* GIVEN TASK
Please output these entries verbatim, beginning at the line that contains "x-tick-label: 200 [604, 478, 625, 492]" and stopping after the line that contains "y-tick-label: 0.6 [26, 94, 44, 110]". Include both of those lines and nothing outside that range.

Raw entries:

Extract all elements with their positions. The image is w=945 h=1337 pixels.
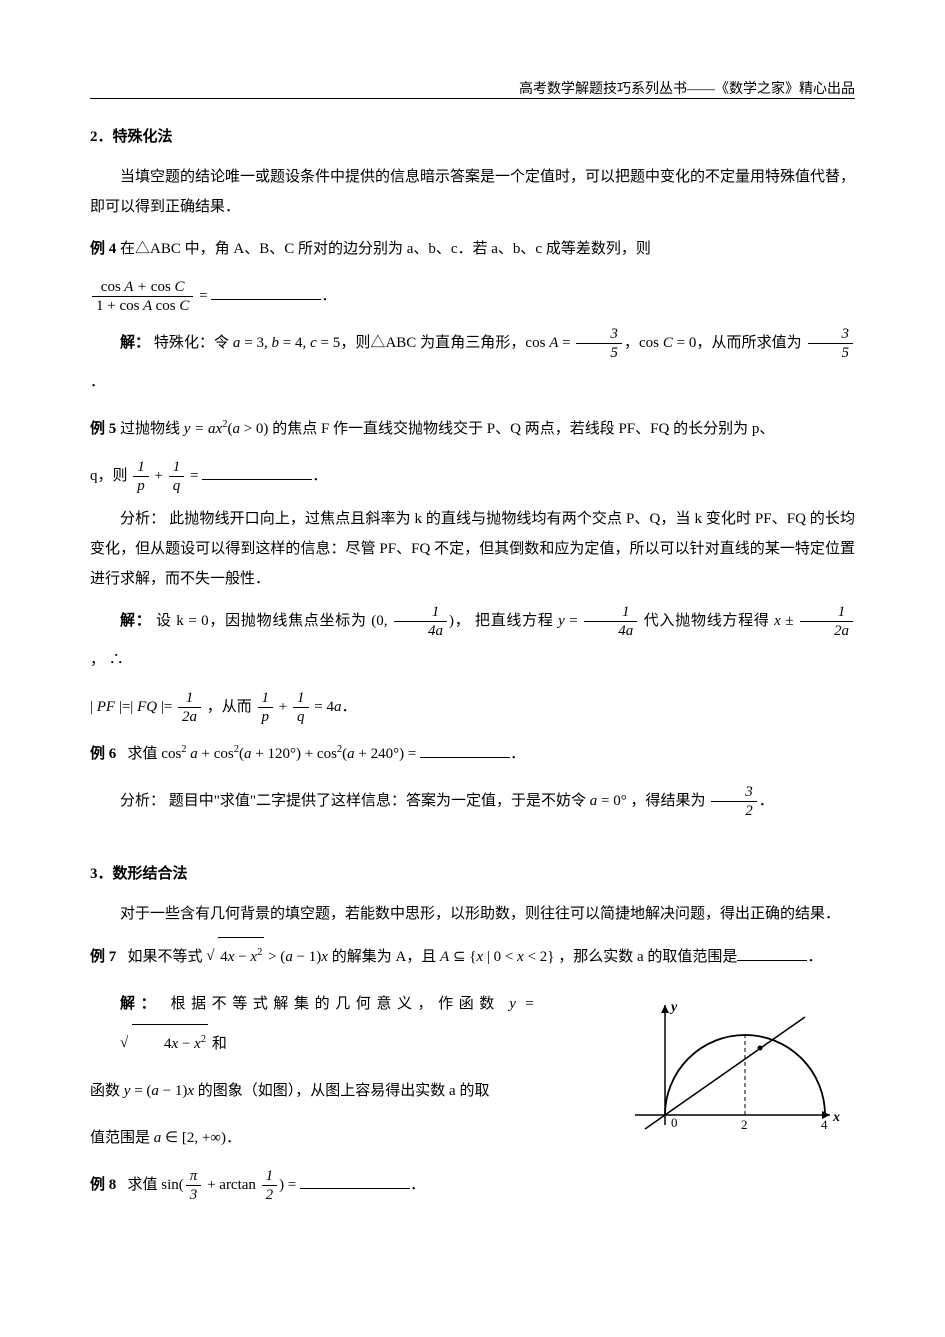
- sol-label-5: 解：: [120, 613, 151, 629]
- blank-5: [202, 462, 312, 480]
- example-7-text3: ，那么实数 a 的取值范围是: [558, 949, 737, 965]
- example-4-text: 在△ABC 中，角 A、B、C 所对的边分别为 a、b、c．若 a、b、c 成等…: [120, 241, 651, 257]
- example-5-analysis: 分析： 此抛物线开口向上，过焦点且斜率为 k 的直线与抛物线均有两个交点 P、Q…: [90, 504, 855, 594]
- example-6-label: 例 6: [90, 746, 116, 762]
- sol5-t3: 代入抛物线方程得: [644, 613, 770, 629]
- eq-sign: =: [199, 288, 211, 304]
- example-6-analysis: 分析： 题目中"求值"二字提供了这样信息：答案为一定值，于是不妨令 a = 0°…: [90, 782, 855, 821]
- example-7-sol-1: 解： 根据不等式解集的几何意义，作函数 y = 4x − x2 和: [90, 985, 534, 1064]
- section-3-intro: 对于一些含有几何背景的填空题，若能数中思形，以形助数，则往往可以简捷地解决问题，…: [90, 899, 855, 929]
- example-7-solution-area: 解： 根据不等式解集的几何意义，作函数 y = 4x − x2 和 函数 y =…: [90, 985, 855, 1158]
- example-8-text1: 求值: [128, 1177, 158, 1193]
- section-2-title: 2．特殊化法: [90, 122, 855, 152]
- example-8-label: 例 8: [90, 1177, 116, 1193]
- example-5-text3: q，则: [90, 468, 128, 484]
- sol7-t4: 的图象（如图），从图上容易得出实数 a 的取: [198, 1083, 490, 1099]
- example-5-line2: q，则 1p + 1q = ．: [90, 457, 855, 496]
- analysis-label-5: 分析：: [120, 511, 165, 527]
- sol-text-4a: 特殊化：令: [154, 335, 229, 351]
- example-5-text1: 过抛物线: [120, 421, 180, 437]
- sol5-t4: ，从而: [207, 699, 252, 715]
- sol5-t2: 把直线方程: [475, 613, 554, 629]
- example-4-solution: 解： 特殊化：令 a = 3, b = 4, c = 5，则△ABC 为直角三角…: [90, 324, 855, 402]
- example-5-solution-2: | PF |=| FQ |= 12a ，从而 1p + 1q = 4a．: [90, 688, 855, 727]
- example-8: 例 8 求值 sin(π3 + arctan 12) = ．: [90, 1166, 855, 1205]
- example-7: 例 7 如果不等式 4x − x2 > (a − 1)x 的解集为 A，且 A …: [90, 937, 855, 977]
- sol7-t5: 值范围是: [90, 1130, 150, 1146]
- blank-7: [737, 943, 807, 961]
- example-7-text2: 的解集为 A，且: [332, 949, 437, 965]
- example-4-label: 例 4: [90, 241, 116, 257]
- svg-text:0: 0: [671, 1115, 678, 1130]
- blank-8: [300, 1171, 410, 1189]
- example-5: 例 5 过抛物线 y = ax2(a > 0) 的焦点 F 作一直线交抛物线交于…: [90, 410, 855, 449]
- svg-text:y: y: [669, 1000, 678, 1015]
- example-7-text1: 如果不等式: [128, 949, 203, 965]
- analysis-text-6: 题目中"求值"二字提供了这样信息：答案为一定值，于是不妨令: [169, 793, 586, 809]
- header-rule: [90, 98, 855, 99]
- analysis-text-5: 此抛物线开口向上，过焦点且斜率为 k 的直线与抛物线均有两个交点 P、Q，当 k…: [90, 511, 855, 587]
- sol7-t1: 根据不等式解集的几何意义，作函数: [171, 996, 500, 1012]
- sol7-t3: 函数: [90, 1083, 120, 1099]
- page-body: 2．特殊化法 当填空题的结论唯一或题设条件中提供的信息暗示答案是一个定值时，可以…: [90, 122, 855, 1205]
- sol7-t2: 和: [212, 1036, 227, 1052]
- sol5-t1: 设 k = 0，因抛物线焦点坐标为: [156, 613, 367, 629]
- example-5-solution: 解： 设 k = 0，因抛物线焦点坐标为 (0, 14a)， 把直线方程 y =…: [90, 602, 855, 680]
- sol-label-7: 解：: [120, 996, 161, 1012]
- svg-text:4: 4: [821, 1117, 828, 1132]
- analysis-text-6b: ，得结果为: [630, 793, 705, 809]
- section-3-title: 3．数形结合法: [90, 859, 855, 889]
- page-header: 高考数学解题技巧系列丛书——《数学之家》精心出品: [519, 76, 855, 104]
- blank-4: [211, 282, 321, 300]
- sol-label-4: 解：: [120, 335, 150, 351]
- example-6: 例 6 求值 cos2 a + cos2(a + 120°) + cos2(a …: [90, 735, 855, 774]
- example-7-graph: 0 2 4 x y: [625, 995, 845, 1140]
- example-4-formula: cos A + cos C 1 + cos A cos C = ．: [90, 277, 855, 316]
- example-7-sol-3: 值范围是 a ∈ [2, +∞)．: [90, 1119, 534, 1158]
- svg-text:2: 2: [741, 1117, 748, 1132]
- example-7-label: 例 7: [90, 949, 116, 965]
- example-5-label: 例 5: [90, 421, 116, 437]
- example-7-sol-2: 函数 y = (a − 1)x 的图象（如图），从图上容易得出实数 a 的取: [90, 1072, 534, 1111]
- example-5-text2: 的焦点 F 作一直线交抛物线交于 P、Q 两点，若线段 PF、FQ 的长分别为 …: [272, 421, 774, 437]
- example-6-text1: 求值: [128, 746, 158, 762]
- svg-text:x: x: [832, 1110, 840, 1125]
- analysis-label-6: 分析：: [120, 793, 165, 809]
- example-4: 例 4 在△ABC 中，角 A、B、C 所对的边分别为 a、b、c．若 a、b、…: [90, 230, 855, 269]
- section-2-intro: 当填空题的结论唯一或题设条件中提供的信息暗示答案是一个定值时，可以把题中变化的不…: [90, 162, 855, 222]
- blank-6: [420, 740, 510, 758]
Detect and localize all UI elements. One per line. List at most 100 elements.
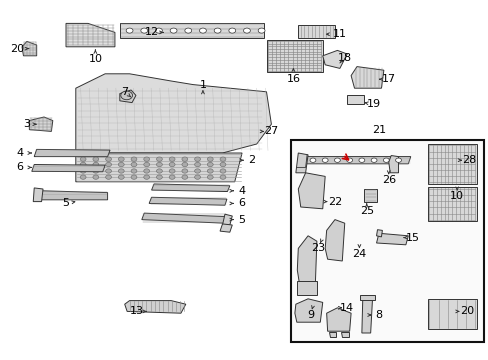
Circle shape [194,157,200,161]
Circle shape [207,175,213,179]
Polygon shape [328,332,336,337]
Text: 14: 14 [340,303,353,313]
Circle shape [383,158,388,162]
Polygon shape [364,189,376,202]
Polygon shape [427,144,476,184]
Circle shape [143,169,149,173]
Circle shape [118,157,124,161]
Text: 2: 2 [248,155,255,165]
Circle shape [169,157,175,161]
Circle shape [80,162,86,167]
Circle shape [93,157,99,161]
Circle shape [105,175,111,179]
Polygon shape [376,230,382,237]
Text: 12: 12 [144,27,158,37]
Polygon shape [388,156,398,173]
Circle shape [214,28,221,33]
Circle shape [182,175,187,179]
Polygon shape [350,67,383,88]
Circle shape [118,169,124,173]
Text: 8: 8 [375,310,382,320]
Circle shape [131,169,137,173]
Circle shape [228,28,235,33]
Polygon shape [266,40,322,72]
Polygon shape [76,74,271,153]
Polygon shape [325,220,344,261]
Text: 3: 3 [23,119,30,129]
Polygon shape [326,308,350,331]
Circle shape [105,169,111,173]
Text: 18: 18 [337,53,351,63]
Text: 17: 17 [381,74,395,84]
Text: 9: 9 [306,310,313,320]
Circle shape [220,157,225,161]
Circle shape [309,158,315,162]
Polygon shape [297,236,316,283]
Polygon shape [120,23,264,38]
Circle shape [370,158,376,162]
Circle shape [182,157,187,161]
Circle shape [243,28,250,33]
Text: 15: 15 [406,233,419,243]
Text: 21: 21 [371,125,385,135]
Circle shape [182,169,187,173]
Text: 1: 1 [199,80,206,90]
Circle shape [220,162,225,167]
Polygon shape [341,332,348,337]
Circle shape [80,157,86,161]
Bar [290,140,483,342]
Text: 20: 20 [10,44,24,54]
Circle shape [118,175,124,179]
Polygon shape [361,296,372,333]
Circle shape [199,28,206,33]
Circle shape [156,175,162,179]
Polygon shape [34,149,110,157]
Polygon shape [294,299,322,322]
Circle shape [131,175,137,179]
Polygon shape [305,157,410,164]
Text: 6: 6 [16,162,23,172]
Circle shape [170,28,177,33]
Circle shape [93,175,99,179]
Polygon shape [142,213,227,223]
Polygon shape [37,191,107,200]
Circle shape [358,158,364,162]
Circle shape [143,157,149,161]
Circle shape [93,162,99,167]
Circle shape [220,175,225,179]
Polygon shape [33,188,43,202]
Polygon shape [124,301,185,313]
Circle shape [105,162,111,167]
Text: 27: 27 [264,126,278,136]
Circle shape [169,169,175,173]
Polygon shape [76,153,242,182]
Text: 10: 10 [449,191,463,201]
Circle shape [141,28,147,33]
Text: 5: 5 [62,198,69,208]
Text: 6: 6 [238,198,245,208]
Polygon shape [222,214,232,225]
Circle shape [182,162,187,167]
Text: 24: 24 [351,249,366,259]
Circle shape [334,158,340,162]
Circle shape [184,28,191,33]
Circle shape [169,162,175,167]
Text: 22: 22 [327,197,342,207]
Circle shape [155,28,162,33]
Text: 19: 19 [366,99,380,109]
Text: 28: 28 [461,155,476,165]
Polygon shape [66,23,115,47]
Polygon shape [151,184,229,192]
Circle shape [156,169,162,173]
Polygon shape [376,233,407,245]
Polygon shape [427,187,476,221]
Text: 11: 11 [332,29,346,39]
Polygon shape [298,173,325,209]
Polygon shape [296,281,316,295]
Circle shape [258,28,264,33]
Circle shape [194,175,200,179]
Polygon shape [346,95,364,104]
Text: 10: 10 [88,54,102,64]
Circle shape [105,157,111,161]
Polygon shape [298,25,334,38]
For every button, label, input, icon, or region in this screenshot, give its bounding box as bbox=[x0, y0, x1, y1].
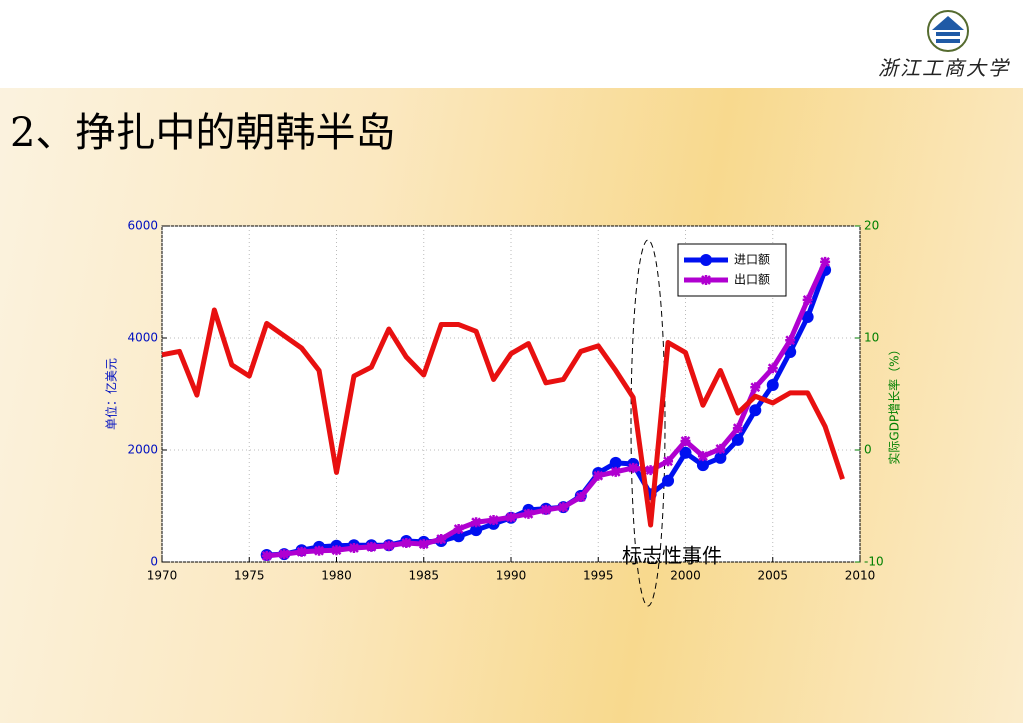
point bbox=[314, 545, 325, 556]
highlight-ellipse bbox=[630, 239, 666, 607]
point bbox=[471, 517, 482, 528]
point bbox=[558, 502, 569, 513]
point bbox=[766, 379, 779, 392]
point bbox=[506, 512, 516, 523]
y-axis-label: 单位：亿美元 bbox=[104, 358, 119, 430]
y2-tick-label: 20 bbox=[864, 219, 879, 233]
point bbox=[697, 451, 708, 462]
point bbox=[679, 446, 692, 459]
point bbox=[714, 451, 727, 464]
point bbox=[540, 504, 551, 515]
slide-title: 2、挣扎中的朝韩半岛 bbox=[10, 110, 396, 156]
x-tick-label: 1980 bbox=[321, 569, 352, 583]
point bbox=[593, 470, 604, 481]
annotation: 标志性事件 bbox=[622, 544, 722, 568]
point bbox=[331, 545, 342, 556]
point bbox=[523, 508, 534, 519]
y2-axis-label: 实际GDP增长率（%） bbox=[887, 343, 902, 464]
y-tick-label: 0 bbox=[150, 555, 158, 569]
point bbox=[820, 256, 831, 267]
y-tick-label: 2000 bbox=[127, 443, 158, 457]
point bbox=[366, 541, 377, 552]
point bbox=[261, 550, 272, 561]
x-tick-label: 2010 bbox=[845, 569, 876, 583]
point bbox=[436, 534, 447, 545]
point bbox=[609, 456, 622, 469]
point bbox=[296, 546, 307, 557]
x-tick-label: 2005 bbox=[757, 569, 788, 583]
point bbox=[785, 335, 796, 346]
legend-box bbox=[677, 243, 787, 297]
x-tick-label: 2000 bbox=[670, 569, 701, 583]
point bbox=[610, 466, 621, 477]
logo-icon bbox=[927, 10, 969, 52]
logo-text: 浙江工商大学 bbox=[878, 56, 1010, 80]
x-tick-label: 1990 bbox=[496, 569, 527, 583]
header: 浙江工商大学 bbox=[0, 0, 1023, 88]
point bbox=[348, 543, 359, 553]
y2-tick-label: -10 bbox=[864, 555, 884, 569]
x-tick-label: 1970 bbox=[147, 569, 178, 583]
point bbox=[401, 537, 412, 548]
point bbox=[749, 404, 762, 417]
x-tick-label: 1995 bbox=[583, 569, 614, 583]
point bbox=[750, 382, 761, 393]
y-tick-label: 4000 bbox=[127, 331, 158, 345]
point bbox=[383, 540, 394, 551]
point bbox=[488, 515, 499, 525]
point bbox=[662, 474, 675, 487]
point bbox=[767, 363, 778, 374]
point bbox=[731, 433, 744, 446]
legend-label: 出口额 bbox=[734, 273, 770, 287]
legend-marker bbox=[701, 275, 711, 285]
point bbox=[680, 436, 691, 447]
point bbox=[732, 423, 743, 434]
y2-tick-label: 10 bbox=[864, 331, 879, 345]
legend-marker bbox=[700, 254, 712, 266]
point bbox=[279, 549, 290, 560]
point bbox=[715, 443, 726, 454]
x-tick-label: 1985 bbox=[408, 569, 439, 583]
point bbox=[663, 456, 674, 467]
point bbox=[645, 465, 656, 476]
series-line bbox=[161, 307, 845, 528]
y-tick-label: 6000 bbox=[127, 219, 158, 233]
point bbox=[802, 294, 813, 305]
point bbox=[470, 524, 483, 537]
point bbox=[453, 523, 464, 534]
point bbox=[628, 462, 639, 473]
point bbox=[801, 311, 814, 323]
legend-label: 进口额 bbox=[734, 253, 770, 267]
x-tick-label: 1975 bbox=[234, 569, 265, 583]
point bbox=[696, 459, 709, 472]
point bbox=[575, 492, 586, 503]
point bbox=[418, 539, 429, 550]
y2-tick-label: 0 bbox=[864, 443, 872, 457]
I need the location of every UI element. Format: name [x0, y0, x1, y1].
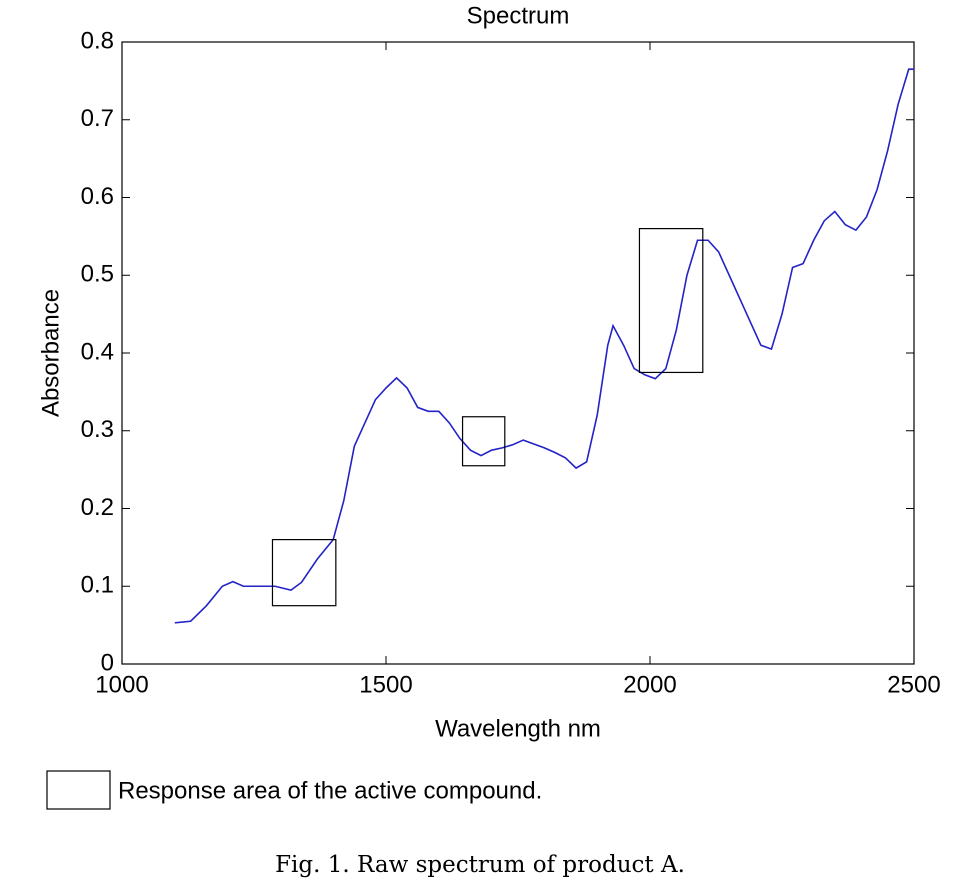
y-tick-label: 0 — [101, 649, 114, 676]
y-tick-label: 0.8 — [81, 27, 114, 54]
x-tick-label: 2500 — [887, 671, 940, 698]
response-region — [638, 228, 704, 374]
legend-label: Response area of the active compound. — [118, 777, 542, 804]
y-tick-label: 0.4 — [81, 338, 114, 365]
caption: Fig. 1. Raw spectrum of product A. — [275, 852, 685, 878]
x-axis-label: Wavelength nm — [435, 715, 601, 742]
y-tick-label: 0.2 — [81, 494, 114, 521]
y-axis-label: Absorbance — [37, 289, 64, 417]
plot-frame — [121, 41, 915, 665]
x-tick-label: 2000 — [623, 671, 676, 698]
spectrum-line — [174, 68, 914, 624]
y-tick-label: 0.5 — [81, 261, 114, 288]
y-tick-label: 0.6 — [81, 183, 114, 210]
x-tick-label: 1000 — [95, 671, 148, 698]
response-region — [271, 538, 337, 607]
response-region — [461, 416, 506, 467]
y-tick-label: 0.1 — [81, 572, 114, 599]
chart-title: Spectrum — [467, 2, 570, 29]
y-tick-label: 0.7 — [81, 105, 114, 132]
x-tick-label: 1500 — [359, 671, 412, 698]
y-tick-label: 0.3 — [81, 416, 114, 443]
legend-swatch — [46, 770, 111, 810]
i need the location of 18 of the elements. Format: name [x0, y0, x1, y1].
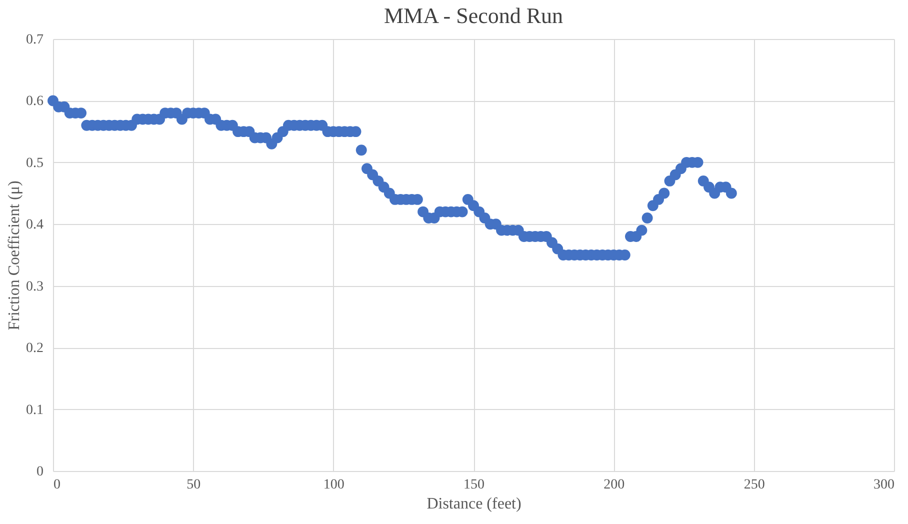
x-tick-label: 200 [604, 478, 625, 492]
x-tick-label: 100 [323, 478, 344, 492]
y-tick-label: 0 [36, 464, 44, 480]
y-tick-label: 0.5 [26, 156, 44, 171]
y-tick-label: 0.7 [26, 32, 44, 48]
y-tick-label: 0.2 [26, 341, 44, 356]
x-tick-label: 150 [464, 478, 484, 492]
x-tick-label: 250 [744, 478, 765, 492]
y-axis-title: Friction Coefficient (μ) [6, 180, 23, 330]
x-tick-label: 300 [874, 478, 894, 492]
x-tick-label: 0 [54, 478, 60, 492]
y-tick-label: 0.6 [26, 94, 44, 110]
chart-title: MMA - Second Run [384, 3, 564, 28]
y-tick-label: 0.4 [26, 218, 44, 233]
x-tick-label: 50 [186, 478, 201, 492]
y-tick-label: 0.3 [26, 279, 44, 294]
x-axis-title: Distance (feet) [426, 496, 522, 512]
y-tick-label: 0.1 [26, 402, 44, 418]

* SOLUTION FOR THIS PROBLEM
x-tick-label: 200 [604, 478, 625, 492]
x-tick-label: 100 [323, 478, 344, 492]
y-tick-label: 0 [36, 464, 44, 480]
y-tick-label: 0.5 [26, 156, 44, 171]
y-tick-label: 0.7 [26, 32, 44, 48]
y-tick-label: 0.2 [26, 341, 44, 356]
x-tick-label: 150 [464, 478, 484, 492]
x-tick-label: 250 [744, 478, 765, 492]
y-axis-title: Friction Coefficient (μ) [6, 180, 23, 330]
x-tick-label: 300 [874, 478, 894, 492]
x-tick-label: 0 [54, 478, 60, 492]
y-tick-label: 0.6 [26, 94, 44, 110]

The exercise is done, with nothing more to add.